**Task goal**
Copy each line in which the string "plus" occurs.

Collected data:

-=-=-=-=-

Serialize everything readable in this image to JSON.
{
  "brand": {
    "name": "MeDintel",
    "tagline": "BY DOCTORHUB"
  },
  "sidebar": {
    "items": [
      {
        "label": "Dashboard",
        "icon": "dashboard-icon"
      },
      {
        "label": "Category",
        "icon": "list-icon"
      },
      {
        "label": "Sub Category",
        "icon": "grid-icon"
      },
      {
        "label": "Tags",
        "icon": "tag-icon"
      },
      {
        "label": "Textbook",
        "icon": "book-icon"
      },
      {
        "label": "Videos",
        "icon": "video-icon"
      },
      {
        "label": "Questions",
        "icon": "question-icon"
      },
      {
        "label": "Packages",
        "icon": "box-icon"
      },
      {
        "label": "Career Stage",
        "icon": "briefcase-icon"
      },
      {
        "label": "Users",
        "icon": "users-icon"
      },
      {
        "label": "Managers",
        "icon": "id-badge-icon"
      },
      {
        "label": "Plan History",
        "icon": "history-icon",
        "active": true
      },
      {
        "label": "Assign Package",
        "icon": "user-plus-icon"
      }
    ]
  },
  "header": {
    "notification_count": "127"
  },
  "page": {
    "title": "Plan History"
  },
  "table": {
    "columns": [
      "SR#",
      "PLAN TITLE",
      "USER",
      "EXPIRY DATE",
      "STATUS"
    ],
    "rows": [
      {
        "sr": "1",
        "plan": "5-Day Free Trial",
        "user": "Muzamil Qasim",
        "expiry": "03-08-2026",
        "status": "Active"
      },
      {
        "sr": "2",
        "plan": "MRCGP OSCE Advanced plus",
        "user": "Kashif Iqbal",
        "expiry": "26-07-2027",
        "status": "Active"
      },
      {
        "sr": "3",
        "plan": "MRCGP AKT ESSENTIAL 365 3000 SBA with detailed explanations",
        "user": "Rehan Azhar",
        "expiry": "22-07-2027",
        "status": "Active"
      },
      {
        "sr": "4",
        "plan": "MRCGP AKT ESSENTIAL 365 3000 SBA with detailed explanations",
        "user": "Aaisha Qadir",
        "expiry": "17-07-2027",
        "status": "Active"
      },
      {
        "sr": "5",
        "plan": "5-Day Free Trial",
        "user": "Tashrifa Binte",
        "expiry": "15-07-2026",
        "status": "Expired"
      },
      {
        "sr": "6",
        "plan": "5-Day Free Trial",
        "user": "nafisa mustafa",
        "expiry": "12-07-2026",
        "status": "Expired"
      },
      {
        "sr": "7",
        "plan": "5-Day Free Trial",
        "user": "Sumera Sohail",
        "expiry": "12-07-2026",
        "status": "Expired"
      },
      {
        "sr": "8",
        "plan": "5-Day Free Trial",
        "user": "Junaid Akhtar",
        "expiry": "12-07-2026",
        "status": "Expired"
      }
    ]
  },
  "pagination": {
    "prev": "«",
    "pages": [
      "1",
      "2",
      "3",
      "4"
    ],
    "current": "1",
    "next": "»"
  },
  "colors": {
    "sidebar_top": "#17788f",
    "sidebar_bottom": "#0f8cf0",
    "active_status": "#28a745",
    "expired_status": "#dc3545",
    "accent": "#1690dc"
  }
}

-=-=-=-=-

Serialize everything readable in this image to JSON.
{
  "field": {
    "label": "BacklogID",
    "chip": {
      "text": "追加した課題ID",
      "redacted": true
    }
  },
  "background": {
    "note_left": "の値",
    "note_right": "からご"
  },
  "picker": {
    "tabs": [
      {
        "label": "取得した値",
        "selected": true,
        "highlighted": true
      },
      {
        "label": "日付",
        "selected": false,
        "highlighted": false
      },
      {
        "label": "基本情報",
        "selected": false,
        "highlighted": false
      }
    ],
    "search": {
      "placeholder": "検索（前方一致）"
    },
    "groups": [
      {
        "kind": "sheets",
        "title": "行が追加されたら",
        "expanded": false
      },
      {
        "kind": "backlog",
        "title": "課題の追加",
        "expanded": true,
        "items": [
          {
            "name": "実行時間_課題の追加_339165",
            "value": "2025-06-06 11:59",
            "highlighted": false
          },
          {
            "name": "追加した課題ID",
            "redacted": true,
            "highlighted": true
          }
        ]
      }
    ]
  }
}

-=-=-=-=-

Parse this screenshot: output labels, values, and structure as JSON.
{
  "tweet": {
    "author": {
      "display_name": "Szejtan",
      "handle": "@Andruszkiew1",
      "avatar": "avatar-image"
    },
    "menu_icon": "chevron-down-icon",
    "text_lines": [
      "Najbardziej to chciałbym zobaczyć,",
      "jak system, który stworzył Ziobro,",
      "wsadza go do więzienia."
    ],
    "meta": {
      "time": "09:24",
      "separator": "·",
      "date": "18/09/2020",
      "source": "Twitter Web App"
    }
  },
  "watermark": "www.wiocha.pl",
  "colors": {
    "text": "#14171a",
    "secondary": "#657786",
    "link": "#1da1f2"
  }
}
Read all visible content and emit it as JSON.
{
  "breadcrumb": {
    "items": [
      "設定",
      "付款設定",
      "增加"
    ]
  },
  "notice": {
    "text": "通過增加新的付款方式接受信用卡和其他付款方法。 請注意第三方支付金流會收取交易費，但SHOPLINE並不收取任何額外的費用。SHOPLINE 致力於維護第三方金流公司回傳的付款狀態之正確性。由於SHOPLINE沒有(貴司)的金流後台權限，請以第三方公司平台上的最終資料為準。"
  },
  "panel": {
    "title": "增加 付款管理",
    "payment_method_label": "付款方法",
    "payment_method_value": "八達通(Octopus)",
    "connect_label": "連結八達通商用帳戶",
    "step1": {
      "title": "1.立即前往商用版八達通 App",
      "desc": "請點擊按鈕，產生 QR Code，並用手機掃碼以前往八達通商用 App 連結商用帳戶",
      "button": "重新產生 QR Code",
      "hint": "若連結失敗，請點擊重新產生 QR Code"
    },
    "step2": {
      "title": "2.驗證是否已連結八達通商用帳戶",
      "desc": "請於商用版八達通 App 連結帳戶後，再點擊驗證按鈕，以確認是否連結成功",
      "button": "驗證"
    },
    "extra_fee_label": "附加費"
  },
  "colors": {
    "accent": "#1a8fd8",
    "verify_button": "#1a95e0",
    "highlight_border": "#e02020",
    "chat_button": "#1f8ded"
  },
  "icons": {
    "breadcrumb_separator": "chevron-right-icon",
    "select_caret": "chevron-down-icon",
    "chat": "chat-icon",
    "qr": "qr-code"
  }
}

-=-=-=-=-

**Solution to the problem**
        "icon": "user-plus-icon"
        "plan": "MRCGP OSCE Advanced plus",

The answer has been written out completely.